--- BEGIN ---
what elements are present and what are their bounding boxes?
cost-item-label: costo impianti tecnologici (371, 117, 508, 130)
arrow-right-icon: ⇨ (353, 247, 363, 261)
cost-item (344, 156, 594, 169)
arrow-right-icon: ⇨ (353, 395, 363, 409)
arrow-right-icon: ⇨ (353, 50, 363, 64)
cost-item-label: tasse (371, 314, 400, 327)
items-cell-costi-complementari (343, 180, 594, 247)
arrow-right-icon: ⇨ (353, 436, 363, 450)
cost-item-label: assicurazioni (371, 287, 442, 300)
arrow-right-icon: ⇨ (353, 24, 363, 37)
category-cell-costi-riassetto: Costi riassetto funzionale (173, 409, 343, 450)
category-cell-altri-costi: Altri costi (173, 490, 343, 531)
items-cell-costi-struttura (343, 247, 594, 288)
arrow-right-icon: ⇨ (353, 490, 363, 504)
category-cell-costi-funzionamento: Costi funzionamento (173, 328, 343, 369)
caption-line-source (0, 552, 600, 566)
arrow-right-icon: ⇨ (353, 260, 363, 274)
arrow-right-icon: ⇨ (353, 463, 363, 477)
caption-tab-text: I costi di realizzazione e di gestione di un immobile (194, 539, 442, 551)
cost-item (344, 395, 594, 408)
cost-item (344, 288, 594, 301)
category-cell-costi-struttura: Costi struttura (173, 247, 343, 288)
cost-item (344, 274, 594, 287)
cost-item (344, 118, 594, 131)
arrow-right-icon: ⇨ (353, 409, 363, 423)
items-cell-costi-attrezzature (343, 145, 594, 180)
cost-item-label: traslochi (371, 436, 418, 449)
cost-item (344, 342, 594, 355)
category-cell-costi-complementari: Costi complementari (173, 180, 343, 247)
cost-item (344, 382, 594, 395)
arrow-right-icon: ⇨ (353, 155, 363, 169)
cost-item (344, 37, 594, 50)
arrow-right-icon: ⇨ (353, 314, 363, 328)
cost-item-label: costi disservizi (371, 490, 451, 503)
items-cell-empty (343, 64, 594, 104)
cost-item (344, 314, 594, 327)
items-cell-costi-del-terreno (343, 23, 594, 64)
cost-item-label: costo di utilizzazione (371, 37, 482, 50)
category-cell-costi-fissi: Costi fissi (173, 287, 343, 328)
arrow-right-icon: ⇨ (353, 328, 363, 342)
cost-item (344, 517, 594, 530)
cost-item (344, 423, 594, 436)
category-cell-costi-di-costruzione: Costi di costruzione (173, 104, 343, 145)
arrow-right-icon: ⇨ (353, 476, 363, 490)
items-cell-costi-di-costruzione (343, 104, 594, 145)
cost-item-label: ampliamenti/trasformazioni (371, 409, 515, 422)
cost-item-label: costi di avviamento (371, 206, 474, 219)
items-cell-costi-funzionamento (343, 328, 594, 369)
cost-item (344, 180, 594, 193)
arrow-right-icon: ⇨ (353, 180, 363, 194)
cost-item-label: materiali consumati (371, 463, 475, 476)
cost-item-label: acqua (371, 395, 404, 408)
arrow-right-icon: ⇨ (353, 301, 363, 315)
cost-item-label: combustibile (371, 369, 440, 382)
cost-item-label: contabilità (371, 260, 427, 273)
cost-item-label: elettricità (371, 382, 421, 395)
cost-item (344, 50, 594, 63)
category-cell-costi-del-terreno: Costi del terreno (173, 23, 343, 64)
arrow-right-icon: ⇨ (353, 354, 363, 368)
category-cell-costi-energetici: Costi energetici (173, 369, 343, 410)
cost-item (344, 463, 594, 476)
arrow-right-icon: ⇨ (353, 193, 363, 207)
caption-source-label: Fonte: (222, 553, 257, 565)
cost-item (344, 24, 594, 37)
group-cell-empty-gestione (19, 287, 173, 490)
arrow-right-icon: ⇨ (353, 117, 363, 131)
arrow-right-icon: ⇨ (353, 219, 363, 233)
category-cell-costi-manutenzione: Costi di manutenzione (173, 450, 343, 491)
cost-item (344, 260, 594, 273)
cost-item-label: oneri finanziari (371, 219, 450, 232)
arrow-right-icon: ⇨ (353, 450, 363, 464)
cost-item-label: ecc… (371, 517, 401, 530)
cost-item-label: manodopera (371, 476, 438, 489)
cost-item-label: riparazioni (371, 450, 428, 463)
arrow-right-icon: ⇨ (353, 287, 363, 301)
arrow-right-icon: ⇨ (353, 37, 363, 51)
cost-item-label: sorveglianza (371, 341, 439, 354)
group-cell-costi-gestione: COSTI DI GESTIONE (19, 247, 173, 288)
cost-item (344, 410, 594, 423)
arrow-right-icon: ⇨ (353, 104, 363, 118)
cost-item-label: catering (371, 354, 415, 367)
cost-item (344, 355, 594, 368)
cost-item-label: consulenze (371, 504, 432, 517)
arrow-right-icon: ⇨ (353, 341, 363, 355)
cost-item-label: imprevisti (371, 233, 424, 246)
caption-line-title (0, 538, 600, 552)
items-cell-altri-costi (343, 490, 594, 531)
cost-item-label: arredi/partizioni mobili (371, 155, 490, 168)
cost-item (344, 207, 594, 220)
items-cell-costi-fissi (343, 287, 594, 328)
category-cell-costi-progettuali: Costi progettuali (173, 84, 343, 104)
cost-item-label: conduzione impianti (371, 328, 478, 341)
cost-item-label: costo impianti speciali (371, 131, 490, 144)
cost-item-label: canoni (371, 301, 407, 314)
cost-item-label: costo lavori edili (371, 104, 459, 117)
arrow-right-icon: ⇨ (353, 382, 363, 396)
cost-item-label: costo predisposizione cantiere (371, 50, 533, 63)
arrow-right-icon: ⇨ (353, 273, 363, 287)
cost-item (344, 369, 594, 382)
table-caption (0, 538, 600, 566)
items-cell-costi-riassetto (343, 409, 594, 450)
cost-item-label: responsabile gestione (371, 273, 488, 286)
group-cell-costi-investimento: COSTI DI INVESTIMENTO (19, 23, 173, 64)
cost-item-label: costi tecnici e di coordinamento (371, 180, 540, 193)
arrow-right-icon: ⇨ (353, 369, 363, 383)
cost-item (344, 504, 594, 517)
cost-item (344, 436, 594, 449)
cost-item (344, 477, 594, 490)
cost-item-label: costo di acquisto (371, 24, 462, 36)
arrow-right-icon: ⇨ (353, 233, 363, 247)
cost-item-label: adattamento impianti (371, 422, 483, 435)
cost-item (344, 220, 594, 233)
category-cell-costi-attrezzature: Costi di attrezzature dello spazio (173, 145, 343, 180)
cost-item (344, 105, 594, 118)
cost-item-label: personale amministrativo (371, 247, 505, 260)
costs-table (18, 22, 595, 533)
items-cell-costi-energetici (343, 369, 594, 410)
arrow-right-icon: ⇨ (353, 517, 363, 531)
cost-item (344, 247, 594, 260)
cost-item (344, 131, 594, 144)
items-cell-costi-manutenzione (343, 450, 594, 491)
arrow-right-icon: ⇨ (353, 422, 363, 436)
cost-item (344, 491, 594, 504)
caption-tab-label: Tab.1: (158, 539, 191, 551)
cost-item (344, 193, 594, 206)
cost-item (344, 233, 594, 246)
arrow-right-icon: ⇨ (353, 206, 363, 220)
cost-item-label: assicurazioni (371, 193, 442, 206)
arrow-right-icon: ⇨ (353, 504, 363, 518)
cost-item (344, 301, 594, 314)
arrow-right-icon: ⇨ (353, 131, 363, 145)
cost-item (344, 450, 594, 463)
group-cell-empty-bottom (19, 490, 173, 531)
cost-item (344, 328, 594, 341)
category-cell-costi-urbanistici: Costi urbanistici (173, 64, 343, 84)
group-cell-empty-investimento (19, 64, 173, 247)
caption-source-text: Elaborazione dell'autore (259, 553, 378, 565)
--- END ---
**Stated task:** Rewrite the records above, replacing each "arrow-right-icon" with "arrow-icon" and keeping everything else the same.

**Finished answer:**
what elements are present and what are their bounding boxes?
cost-item-label: costo impianti tecnologici (371, 117, 508, 130)
arrow-icon: ⇨ (353, 247, 363, 261)
cost-item (344, 156, 594, 169)
arrow-icon: ⇨ (353, 395, 363, 409)
arrow-icon: ⇨ (353, 50, 363, 64)
cost-item-label: tasse (371, 314, 400, 327)
items-cell-costi-complementari (343, 180, 594, 247)
arrow-icon: ⇨ (353, 436, 363, 450)
cost-item-label: assicurazioni (371, 287, 442, 300)
arrow-icon: ⇨ (353, 24, 363, 37)
category-cell-costi-riassetto: Costi riassetto funzionale (173, 409, 343, 450)
category-cell-altri-costi: Altri costi (173, 490, 343, 531)
items-cell-costi-struttura (343, 247, 594, 288)
arrow-icon: ⇨ (353, 490, 363, 504)
category-cell-costi-funzionamento: Costi funzionamento (173, 328, 343, 369)
caption-line-source (0, 552, 600, 566)
arrow-icon: ⇨ (353, 260, 363, 274)
arrow-icon: ⇨ (353, 463, 363, 477)
caption-tab-text: I costi di realizzazione e di gestione di un immobile (194, 539, 442, 551)
cost-item (344, 395, 594, 408)
cost-item (344, 288, 594, 301)
category-cell-costi-struttura: Costi struttura (173, 247, 343, 288)
cost-item (344, 274, 594, 287)
cost-item (344, 118, 594, 131)
arrow-icon: ⇨ (353, 409, 363, 423)
items-cell-costi-attrezzature (343, 145, 594, 180)
cost-item-label: traslochi (371, 436, 418, 449)
cost-item (344, 342, 594, 355)
category-cell-costi-complementari: Costi complementari (173, 180, 343, 247)
cost-item (344, 382, 594, 395)
arrow-icon: ⇨ (353, 155, 363, 169)
cost-item (344, 37, 594, 50)
arrow-icon: ⇨ (353, 314, 363, 328)
cost-item-label: costi disservizi (371, 490, 451, 503)
items-cell-empty (343, 64, 594, 104)
cost-item (344, 314, 594, 327)
items-cell-costi-del-terreno (343, 23, 594, 64)
cost-item-label: costo di utilizzazione (371, 37, 482, 50)
category-cell-costi-fissi: Costi fissi (173, 287, 343, 328)
arrow-icon: ⇨ (353, 328, 363, 342)
cost-item (344, 517, 594, 530)
cost-item (344, 423, 594, 436)
category-cell-costi-di-costruzione: Costi di costruzione (173, 104, 343, 145)
arrow-icon: ⇨ (353, 476, 363, 490)
items-cell-costi-di-costruzione (343, 104, 594, 145)
cost-item-label: ampliamenti/trasformazioni (371, 409, 515, 422)
cost-item-label: costi di avviamento (371, 206, 474, 219)
items-cell-costi-funzionamento (343, 328, 594, 369)
cost-item (344, 180, 594, 193)
arrow-icon: ⇨ (353, 180, 363, 194)
cost-item-label: materiali consumati (371, 463, 475, 476)
cost-item-label: acqua (371, 395, 404, 408)
arrow-icon: ⇨ (353, 301, 363, 315)
cost-item-label: combustibile (371, 369, 440, 382)
cost-item-label: contabilità (371, 260, 427, 273)
cost-item-label: elettricità (371, 382, 421, 395)
cost-item (344, 50, 594, 63)
category-cell-costi-del-terreno: Costi del terreno (173, 23, 343, 64)
arrow-icon: ⇨ (353, 354, 363, 368)
category-cell-costi-energetici: Costi energetici (173, 369, 343, 410)
cost-item (344, 463, 594, 476)
arrow-icon: ⇨ (353, 193, 363, 207)
caption-source-label: Fonte: (222, 553, 257, 565)
cost-item (344, 24, 594, 37)
group-cell-empty-gestione (19, 287, 173, 490)
arrow-icon: ⇨ (353, 117, 363, 131)
arrow-icon: ⇨ (353, 219, 363, 233)
category-cell-costi-manutenzione: Costi di manutenzione (173, 450, 343, 491)
cost-item (344, 260, 594, 273)
cost-item-label: oneri finanziari (371, 219, 450, 232)
arrow-icon: ⇨ (353, 450, 363, 464)
cost-item-label: ecc… (371, 517, 401, 530)
cost-item-label: manodopera (371, 476, 438, 489)
cost-item-label: riparazioni (371, 450, 428, 463)
arrow-icon: ⇨ (353, 287, 363, 301)
arrow-icon: ⇨ (353, 37, 363, 51)
cost-item-label: sorveglianza (371, 341, 439, 354)
group-cell-costi-gestione: COSTI DI GESTIONE (19, 247, 173, 288)
cost-item (344, 410, 594, 423)
arrow-icon: ⇨ (353, 104, 363, 118)
cost-item-label: catering (371, 354, 415, 367)
cost-item (344, 355, 594, 368)
cost-item-label: consulenze (371, 504, 432, 517)
arrow-icon: ⇨ (353, 341, 363, 355)
cost-item-label: imprevisti (371, 233, 424, 246)
caption-line-title (0, 538, 600, 552)
items-cell-altri-costi (343, 490, 594, 531)
cost-item-label: arredi/partizioni mobili (371, 155, 490, 168)
cost-item (344, 207, 594, 220)
items-cell-costi-fissi (343, 287, 594, 328)
category-cell-costi-progettuali: Costi progettuali (173, 84, 343, 104)
cost-item-label: conduzione impianti (371, 328, 478, 341)
cost-item-label: costo impianti speciali (371, 131, 490, 144)
cost-item-label: canoni (371, 301, 407, 314)
cost-item-label: costo lavori edili (371, 104, 459, 117)
arrow-icon: ⇨ (353, 382, 363, 396)
cost-item-label: costo predisposizione cantiere (371, 50, 533, 63)
arrow-icon: ⇨ (353, 273, 363, 287)
cost-item (344, 369, 594, 382)
table-caption (0, 538, 600, 566)
items-cell-costi-riassetto (343, 409, 594, 450)
cost-item-label: responsabile gestione (371, 273, 488, 286)
group-cell-costi-investimento: COSTI DI INVESTIMENTO (19, 23, 173, 64)
cost-item-label: costi tecnici e di coordinamento (371, 180, 540, 193)
arrow-icon: ⇨ (353, 369, 363, 383)
cost-item (344, 504, 594, 517)
cost-item (344, 436, 594, 449)
cost-item (344, 477, 594, 490)
cost-item-label: costo di acquisto (371, 24, 462, 36)
arrow-icon: ⇨ (353, 233, 363, 247)
cost-item-label: adattamento impianti (371, 422, 483, 435)
cost-item (344, 220, 594, 233)
category-cell-costi-attrezzature: Costi di attrezzature dello spazio (173, 145, 343, 180)
cost-item (344, 105, 594, 118)
cost-item-label: personale amministrativo (371, 247, 505, 260)
costs-table (18, 22, 595, 533)
items-cell-costi-energetici (343, 369, 594, 410)
arrow-icon: ⇨ (353, 517, 363, 531)
cost-item (344, 247, 594, 260)
cost-item (344, 131, 594, 144)
items-cell-costi-manutenzione (343, 450, 594, 491)
arrow-icon: ⇨ (353, 422, 363, 436)
cost-item (344, 491, 594, 504)
caption-tab-label: Tab.1: (158, 539, 191, 551)
cost-item (344, 193, 594, 206)
cost-item (344, 233, 594, 246)
arrow-icon: ⇨ (353, 206, 363, 220)
cost-item-label: assicurazioni (371, 193, 442, 206)
arrow-icon: ⇨ (353, 504, 363, 518)
cost-item (344, 301, 594, 314)
arrow-icon: ⇨ (353, 131, 363, 145)
cost-item (344, 450, 594, 463)
group-cell-empty-bottom (19, 490, 173, 531)
cost-item (344, 328, 594, 341)
category-cell-costi-urbanistici: Costi urbanistici (173, 64, 343, 84)
group-cell-empty-investimento (19, 64, 173, 247)
caption-source-text: Elaborazione dell'autore (259, 553, 378, 565)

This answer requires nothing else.